TEXT ::
===

People change, sometimes that’s okay. Like I said, I’ve come to terms with the fact that I know I can treat people like crap who treat me like crap.

1. Don’t assume this was sudden.


It’s very likely this was an extremely long time coming. We’re talking years of build up to the end. It took a lot of straws to finally break the camel’s back.

2. I’ve changed.

I’ve changed so much. I probably don’t care about your problems, let's face it. After having my son, I started caring less about other people and more on my family. Actually, when I got pregnant with my son, this happened.

3. There’s too much drama.


I just don’t want the drama anymore. It’s done, it’s over. I’m not in high school anymore, nor are you. I’m almost 26 and I don’t want to hear about stupid things anymore.

4. You think you’re there for me, but you’re not.


You don’t understand or know half of the things I’ve gone through and been through. You don’t care. You talk about yourself more than anyone else.

5. I lost that bond with trust.

===

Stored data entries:
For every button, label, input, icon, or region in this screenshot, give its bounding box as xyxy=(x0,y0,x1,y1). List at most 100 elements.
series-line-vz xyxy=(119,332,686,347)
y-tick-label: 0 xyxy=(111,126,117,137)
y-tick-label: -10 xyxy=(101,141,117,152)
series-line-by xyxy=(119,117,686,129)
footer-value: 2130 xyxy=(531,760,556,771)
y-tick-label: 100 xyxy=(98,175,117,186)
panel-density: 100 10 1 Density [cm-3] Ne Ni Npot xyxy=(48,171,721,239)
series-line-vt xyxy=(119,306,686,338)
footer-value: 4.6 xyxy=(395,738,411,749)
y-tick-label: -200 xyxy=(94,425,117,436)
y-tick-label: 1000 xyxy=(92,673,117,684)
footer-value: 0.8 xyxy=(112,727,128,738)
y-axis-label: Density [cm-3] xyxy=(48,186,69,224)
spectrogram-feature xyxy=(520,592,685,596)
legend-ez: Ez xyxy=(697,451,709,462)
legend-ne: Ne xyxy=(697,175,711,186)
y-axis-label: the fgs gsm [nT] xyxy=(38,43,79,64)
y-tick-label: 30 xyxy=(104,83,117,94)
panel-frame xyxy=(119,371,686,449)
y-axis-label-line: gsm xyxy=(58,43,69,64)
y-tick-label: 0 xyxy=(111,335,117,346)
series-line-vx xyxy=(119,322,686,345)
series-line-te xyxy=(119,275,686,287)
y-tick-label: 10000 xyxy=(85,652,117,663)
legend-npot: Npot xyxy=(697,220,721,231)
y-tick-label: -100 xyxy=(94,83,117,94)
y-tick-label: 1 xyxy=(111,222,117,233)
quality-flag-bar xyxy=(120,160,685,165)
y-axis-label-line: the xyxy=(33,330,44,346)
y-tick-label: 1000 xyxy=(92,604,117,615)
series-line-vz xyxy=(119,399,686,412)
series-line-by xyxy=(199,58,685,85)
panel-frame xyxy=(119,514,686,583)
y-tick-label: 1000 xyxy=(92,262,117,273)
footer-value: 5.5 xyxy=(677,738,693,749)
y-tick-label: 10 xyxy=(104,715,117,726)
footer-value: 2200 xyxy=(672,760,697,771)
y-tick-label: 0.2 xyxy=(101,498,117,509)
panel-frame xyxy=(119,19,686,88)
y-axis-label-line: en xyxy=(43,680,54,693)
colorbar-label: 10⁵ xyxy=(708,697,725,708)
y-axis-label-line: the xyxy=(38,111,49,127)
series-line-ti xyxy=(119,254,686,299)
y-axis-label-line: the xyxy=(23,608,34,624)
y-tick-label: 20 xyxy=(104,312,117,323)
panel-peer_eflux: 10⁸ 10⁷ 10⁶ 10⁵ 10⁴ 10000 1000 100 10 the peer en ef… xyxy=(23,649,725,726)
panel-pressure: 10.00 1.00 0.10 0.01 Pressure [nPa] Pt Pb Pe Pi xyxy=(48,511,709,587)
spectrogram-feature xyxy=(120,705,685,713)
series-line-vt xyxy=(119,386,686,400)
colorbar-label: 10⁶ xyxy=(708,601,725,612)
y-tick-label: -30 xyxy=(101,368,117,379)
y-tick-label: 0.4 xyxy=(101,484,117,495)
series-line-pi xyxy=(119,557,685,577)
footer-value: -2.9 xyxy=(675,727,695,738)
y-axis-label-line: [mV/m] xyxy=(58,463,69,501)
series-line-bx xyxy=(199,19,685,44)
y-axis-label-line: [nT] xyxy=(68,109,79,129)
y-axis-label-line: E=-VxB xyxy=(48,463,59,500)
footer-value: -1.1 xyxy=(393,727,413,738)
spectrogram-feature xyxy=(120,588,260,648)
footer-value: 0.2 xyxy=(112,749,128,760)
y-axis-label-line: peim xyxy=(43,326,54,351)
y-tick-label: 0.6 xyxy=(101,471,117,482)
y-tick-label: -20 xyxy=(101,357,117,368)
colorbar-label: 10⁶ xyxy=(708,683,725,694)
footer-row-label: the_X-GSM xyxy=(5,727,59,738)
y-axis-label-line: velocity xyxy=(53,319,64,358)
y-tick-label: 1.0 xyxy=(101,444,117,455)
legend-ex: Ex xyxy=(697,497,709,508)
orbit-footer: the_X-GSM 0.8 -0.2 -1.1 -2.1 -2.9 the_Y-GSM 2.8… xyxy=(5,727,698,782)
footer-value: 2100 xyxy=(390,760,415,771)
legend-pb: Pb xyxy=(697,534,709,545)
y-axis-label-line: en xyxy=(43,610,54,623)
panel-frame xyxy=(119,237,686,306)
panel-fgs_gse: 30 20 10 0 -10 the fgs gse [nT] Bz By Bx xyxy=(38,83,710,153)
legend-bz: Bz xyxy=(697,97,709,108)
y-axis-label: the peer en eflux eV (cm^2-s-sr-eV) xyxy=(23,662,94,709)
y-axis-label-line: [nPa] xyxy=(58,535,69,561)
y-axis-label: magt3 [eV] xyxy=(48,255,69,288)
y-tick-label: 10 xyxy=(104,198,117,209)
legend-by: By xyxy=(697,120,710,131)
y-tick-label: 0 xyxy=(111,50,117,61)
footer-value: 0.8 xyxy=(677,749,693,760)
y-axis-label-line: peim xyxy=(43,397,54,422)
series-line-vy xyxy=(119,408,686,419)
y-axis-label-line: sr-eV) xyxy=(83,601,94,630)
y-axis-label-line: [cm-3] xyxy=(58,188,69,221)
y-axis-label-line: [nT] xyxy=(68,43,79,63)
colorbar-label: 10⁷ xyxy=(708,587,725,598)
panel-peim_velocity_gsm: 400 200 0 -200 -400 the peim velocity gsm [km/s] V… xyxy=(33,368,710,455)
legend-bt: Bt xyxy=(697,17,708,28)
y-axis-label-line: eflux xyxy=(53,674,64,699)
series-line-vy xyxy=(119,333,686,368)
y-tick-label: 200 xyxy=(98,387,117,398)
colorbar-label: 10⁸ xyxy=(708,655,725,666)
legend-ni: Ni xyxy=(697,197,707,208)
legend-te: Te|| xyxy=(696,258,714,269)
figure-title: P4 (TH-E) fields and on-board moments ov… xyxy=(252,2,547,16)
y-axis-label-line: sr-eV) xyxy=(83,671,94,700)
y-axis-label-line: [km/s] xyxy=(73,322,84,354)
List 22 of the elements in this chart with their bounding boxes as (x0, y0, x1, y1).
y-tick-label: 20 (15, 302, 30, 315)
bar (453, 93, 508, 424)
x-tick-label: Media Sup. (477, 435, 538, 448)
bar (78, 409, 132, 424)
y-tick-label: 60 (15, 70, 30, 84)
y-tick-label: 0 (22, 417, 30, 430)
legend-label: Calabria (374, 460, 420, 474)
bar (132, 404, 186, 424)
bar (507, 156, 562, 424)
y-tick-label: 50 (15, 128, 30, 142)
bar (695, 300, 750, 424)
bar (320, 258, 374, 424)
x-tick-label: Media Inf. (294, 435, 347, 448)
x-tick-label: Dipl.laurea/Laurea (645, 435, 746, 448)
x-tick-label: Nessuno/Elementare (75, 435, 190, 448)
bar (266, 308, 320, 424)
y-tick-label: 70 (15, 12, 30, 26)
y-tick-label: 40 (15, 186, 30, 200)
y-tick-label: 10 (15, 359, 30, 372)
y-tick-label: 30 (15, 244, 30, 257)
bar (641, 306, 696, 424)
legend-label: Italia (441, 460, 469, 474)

===

ACTIVITY A :: According to the text, why shouldn't the reader assume the ending was sudden?
ACTIVITY B :: Extract the passage of the text from "It’s very likely" to "the camel’s back.", word for word.

ANSWER AREA A :: The text says the ending was very likely a long time coming, with years of buildup. It took many straws to finally break the camel's back.

ANSWER AREA B ::
It’s very likely this was an extremely long time coming. We’re talking years of build up to the end. It took a lot of straws to finally break the camel’s back.